:: Records for the task

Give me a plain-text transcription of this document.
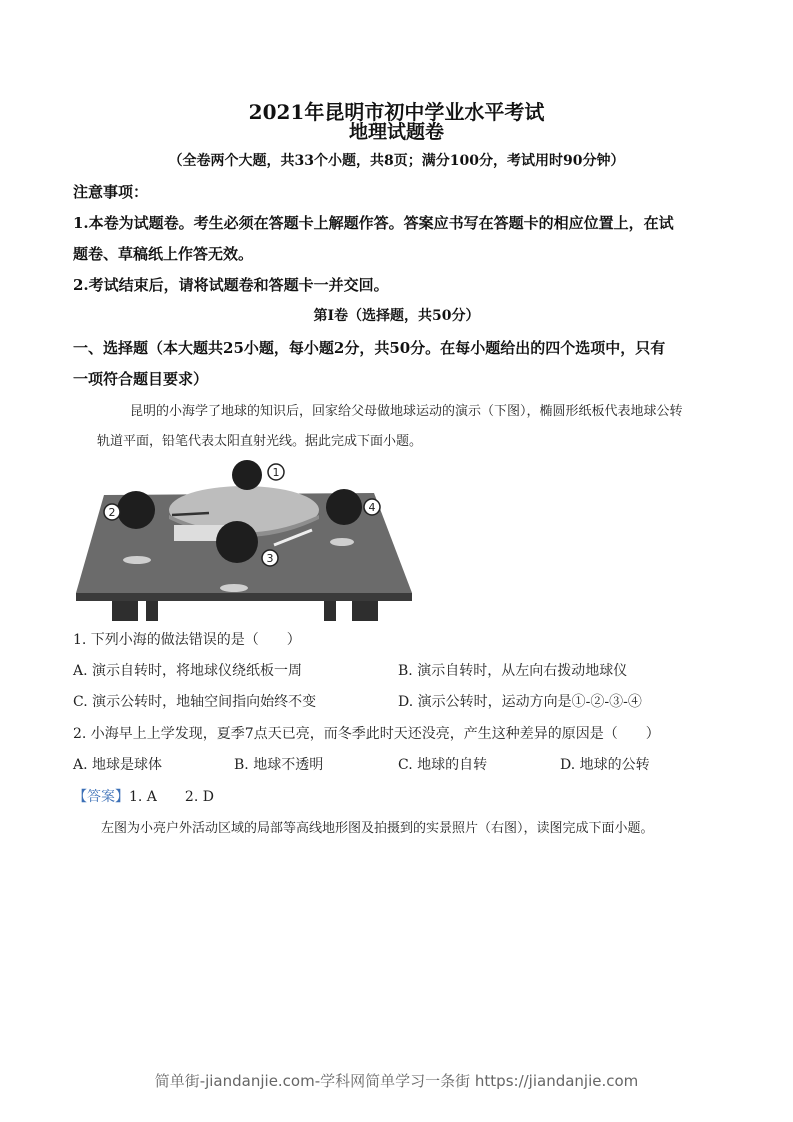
2021年昆明市初中学业水平考试
地理试题卷
（全卷两个大题，共33个小题，共8页；满分100分，考试用时90分钟）
注意事项：
1.本卷为试题卷。考生必须在答题卡上解题作答。答案应书写在答题卡的相应位置上，在试
题卷、草稿纸上作答无效。
2.考试结束后，请将试题卷和答题卡一并交回。
第Ⅰ卷（选择题，共50分）
一、选择题（本大题共25小题，每小题2分，共50分。在每小题给出的四个选项中，只有
一项符合题目要求）
昆明的小海学了地球的知识后，回家给父母做地球运动的演示（下图），椭圆形纸板代表地球公转
轨道平面，铅笔代表太阳直射光线。据此完成下面小题。
1
2
3
4
1. 下列小海的做法错误的是（　　）
A. 演示自转时，将地球仪绕纸板一周	B. 演示自转时，从左向右拨动地球仪
C. 演示公转时，地轴空间指向始终不变	D. 演示公转时，运动方向是①-②-③-④
2. 小海早上上学发现，夏季7点天已亮，而冬季此时天还没亮，产生这种差异的原因是（　　）
A. 地球是球体	B. 地球不透明	C. 地球的自转	D. 地球的公转
【答案】1. A　　2. D
左图为小亮户外活动区域的局部等高线地形图及拍摄到的实景照片（右图），读图完成下面小题。
简单街-jiandanjie.com-学科网简单学习一条街 https://jiandanjie.com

::::

### Problem to solve
Go through the listing above and quote it exactly, apart from its images.

### Full response
Give me a plain-text transcription of this document.
2021年昆明市初中学业水平考试
地理试题卷
（全卷两个大题，共33个小题，共8页；满分100分，考试用时90分钟）
注意事项：
1.本卷为试题卷。考生必须在答题卡上解题作答。答案应书写在答题卡的相应位置上，在试
题卷、草稿纸上作答无效。
2.考试结束后，请将试题卷和答题卡一并交回。
第Ⅰ卷（选择题，共50分）
一、选择题（本大题共25小题，每小题2分，共50分。在每小题给出的四个选项中，只有
一项符合题目要求）
昆明的小海学了地球的知识后，回家给父母做地球运动的演示（下图），椭圆形纸板代表地球公转
轨道平面，铅笔代表太阳直射光线。据此完成下面小题。
1
2
3
4
1. 下列小海的做法错误的是（　　）
A. 演示自转时，将地球仪绕纸板一周	B. 演示自转时，从左向右拨动地球仪
C. 演示公转时，地轴空间指向始终不变	D. 演示公转时，运动方向是①-②-③-④
2. 小海早上上学发现，夏季7点天已亮，而冬季此时天还没亮，产生这种差异的原因是（　　）
A. 地球是球体	B. 地球不透明	C. 地球的自转	D. 地球的公转
【答案】1. A　　2. D
左图为小亮户外活动区域的局部等高线地形图及拍摄到的实景照片（右图），读图完成下面小题。
简单街-jiandanjie.com-学科网简单学习一条街 https://jiandanjie.com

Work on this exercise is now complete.